* _GIVEN RECORDS_

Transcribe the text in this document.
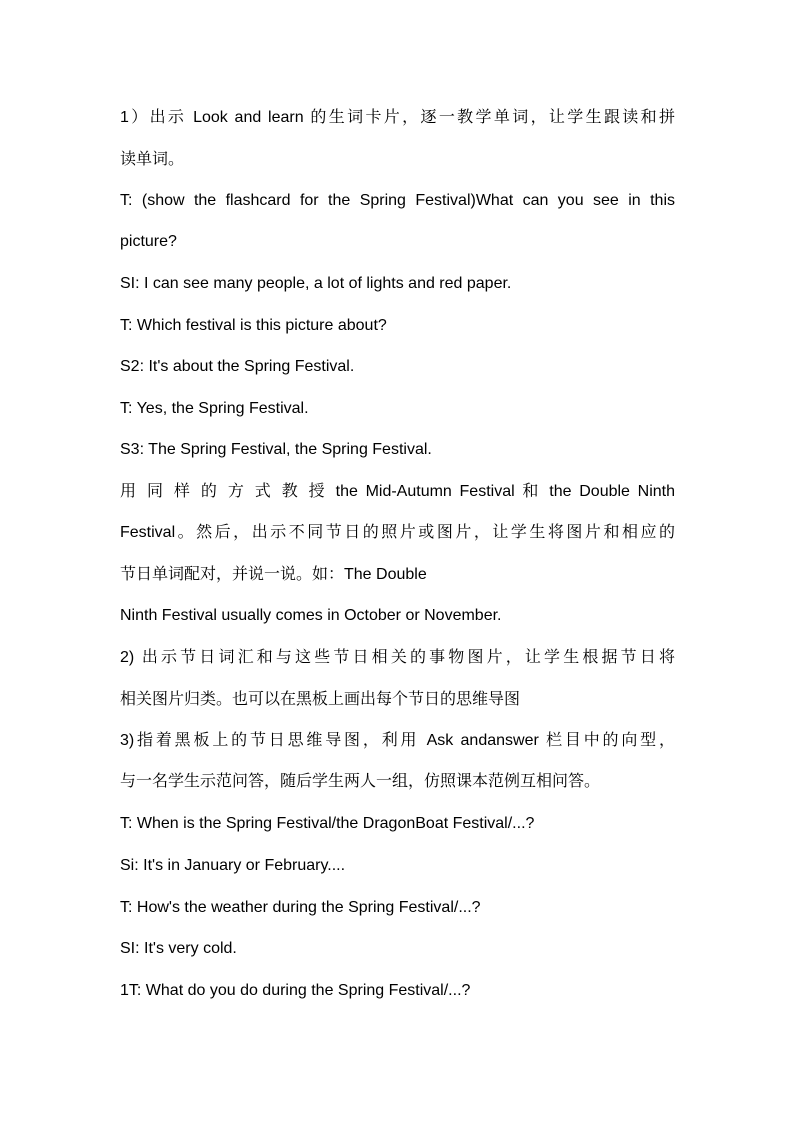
1）出示 Look and learn 的生词卡片，逐一教学单词，让学生跟读和拼
读单词。
T: (show the flashcard for the Spring Festival)What can you see in this
picture?
SI: I can see many people, a lot of lights and red paper.
T: Which festival is this picture about?
S2: It's about the Spring Festival.
T: Yes, the Spring Festival.
S3: The Spring Festival, the Spring Festival.
用 同 样 的 方 式 教 授 the Mid-Autumn Festival 和 the Double Ninth
Festival。然后，出示不同节日的照片或图片，让学生将图片和相应的
节日单词配对，并说一说。如：The Double
Ninth Festival usually comes in October or November.
2) 出示节日词汇和与这些节日相关的事物图片，让学生根据节日将
相关图片归类。也可以在黑板上画出每个节日的思维导图
3)指着黑板上的节日思维导图，利用 Ask andanswer 栏目中的向型，
与一名学生示范问答，随后学生两人一组，仿照课本范例互相问答。
T: When is the Spring Festival/the DragonBoat Festival/...?
Si: It's in January or February....
T: How's the weather during the Spring Festival/...?
SI: It's very cold.
1T: What do you do during the Spring Festival/...?
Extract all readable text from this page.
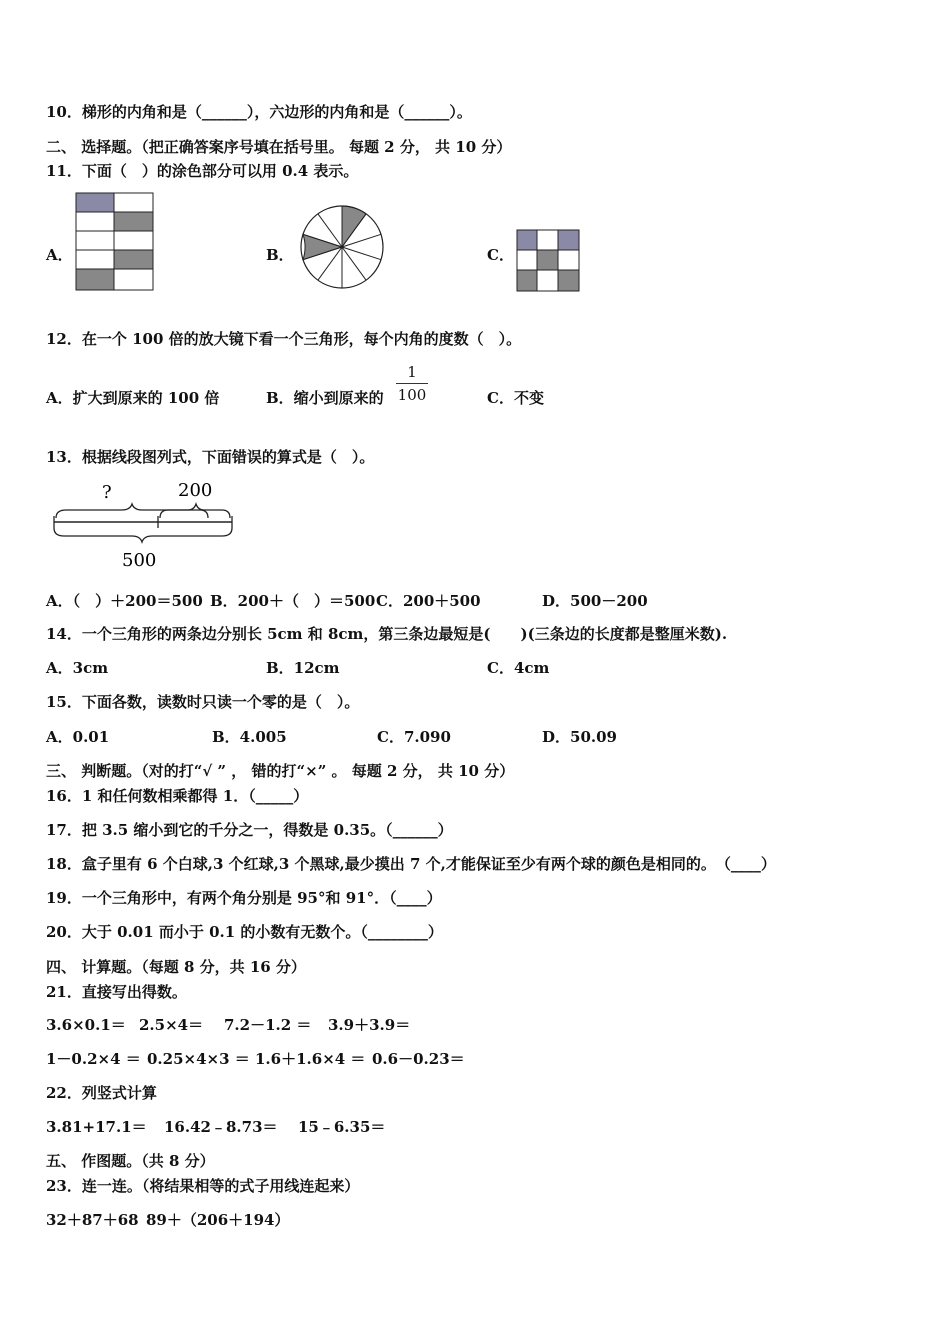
10．梯形的内角和是（______），六边形的内角和是（______）。
二、 选择题。（把正确答案序号填在括号里。 每题 2 分， 共 10 分）
11．下面（　）的涂色部分可以用 0.4 表示。
A．	B．	C．
12．在一个 100 倍的放大镜下看一个三角形，每个内角的度数（　）。
A．扩大到原来的 100 倍	B．缩小到原来的
1
100	C．不变
13．根据线段图列式，下面错误的算式是（　）。
?	200
500
A．（　）＋200＝500 B．200＋（　）＝500 C．200＋500	D．500－200
14．一个三角形的两条边分别长 5cm 和 8cm，第三条边最短是(　　)(三条边的长度都是整厘米数).
A．3cm	B．12cm	C．4cm
15．下面各数，读数时只读一个零的是（　）。
A．0.01	B．4.005	C．7.090	D．50.09
三、 判断题。（对的打“√ ” ， 错的打“×” 。 每题 2 分， 共 10 分）
16．1 和任何数相乘都得 1．（_____）
17．把 3.5 缩小到它的千分之一，得数是 0.35。（______）
18．盒子里有 6 个白球,3 个红球,3 个黑球,最少摸出 7 个,才能保证至少有两个球的颜色是相同的。　（____）
19．一个三角形中，有两个角分别是 95°和 91°．（____）
20．大于 0.01 而小于 0.1 的小数有无数个。（________）
四、 计算题。（每题 8 分，共 16 分）
21．直接写出得数。
3.6×0.1＝ 2.5×4＝ 7.2－1.2 ＝ 3.9＋3.9＝
1－0.2×4 ＝ 0.25×4×3 ＝ 1.6＋1.6×4 ＝ 0.6－0.23＝
22．列竖式计算
3.81+17.1＝ 16.42﹣8.73＝ 15﹣6.35＝
五、 作图题。（共 8 分）
23．连一连。（将结果相等的式子用线连起来）
32＋87＋68 89＋（206＋194）
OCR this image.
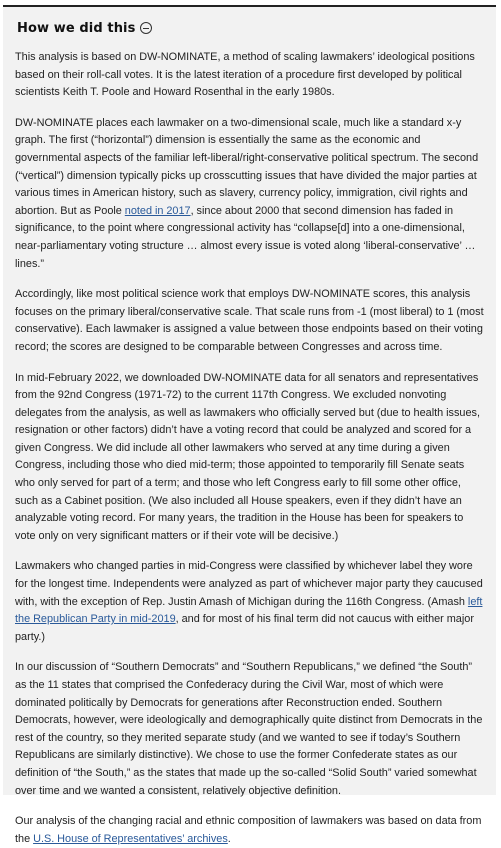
How we did this

This analysis is based on DW-NOMINATE, a method of scaling lawmakers’ ideological positions based on their roll-call votes. It is the latest iteration of a procedure first developed by political scientists Keith T. Poole and Howard Rosenthal in the early 1980s.

DW-NOMINATE places each lawmaker on a two-dimensional scale, much like a standard x-y graph. The first (“horizontal”) dimension is essentially the same as the economic and governmental aspects of the familiar left-liberal/right-conservative political spectrum. The second (“vertical”) dimension typically picks up crosscutting issues that have divided the major parties at various times in American history, such as slavery, currency policy, immigration, civil rights and abortion. But as Poole noted in 2017, since about 2000 that second dimension has faded in significance, to the point where congressional activity has “collapse[d] into a one-dimensional, near-parliamentary voting structure … almost every issue is voted along ‘liberal-conservative’ … lines.”

Accordingly, like most political science work that employs DW-NOMINATE scores, this analysis focuses on the primary liberal/conservative scale. That scale runs from -1 (most liberal) to 1 (most conservative). Each lawmaker is assigned a value between those endpoints based on their voting record; the scores are designed to be comparable between Congresses and across time.

In mid-February 2022, we downloaded DW-NOMINATE data for all senators and representatives from the 92nd Congress (1971-72) to the current 117th Congress. We excluded nonvoting delegates from the analysis, as well as lawmakers who officially served but (due to health issues, resignation or other factors) didn’t have a voting record that could be analyzed and scored for a given Congress. We did include all other lawmakers who served at any time during a given Congress, including those who died mid-term; those appointed to temporarily fill Senate seats who only served for part of a term; and those who left Congress early to fill some other office, such as a Cabinet position. (We also included all House speakers, even if they didn’t have an analyzable voting record. For many years, the tradition in the House has been for speakers to vote only on very significant matters or if their vote will be decisive.)

Lawmakers who changed parties in mid-Congress were classified by whichever label they wore for the longest time. Independents were analyzed as part of whichever major party they caucused with, with the exception of Rep. Justin Amash of Michigan during the 116th Congress. (Amash left the Republican Party in mid-2019, and for most of his final term did not caucus with either major party.)

In our discussion of “Southern Democrats” and “Southern Republicans,” we defined “the South” as the 11 states that comprised the Confederacy during the Civil War, most of which were dominated politically by Democrats for generations after Reconstruction ended. Southern Democrats, however, were ideologically and demographically quite distinct from Democrats in the rest of the country, so they merited separate study (and we wanted to see if today’s Southern Republicans are similarly distinctive). We chose to use the former Confederate states as our definition of “the South,” as the states that made up the so-called “Solid South” varied somewhat over time and we wanted a consistent, relatively objective definition.

Our analysis of the changing racial and ethnic composition of lawmakers was based on data from the U.S. House of Representatives’ archives.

* _WORK INSTRUCTIONS_
Select all lines in the listing that include the word "picture".

* _COMPLETED TASK_
picture?
T: Which festival is this picture about?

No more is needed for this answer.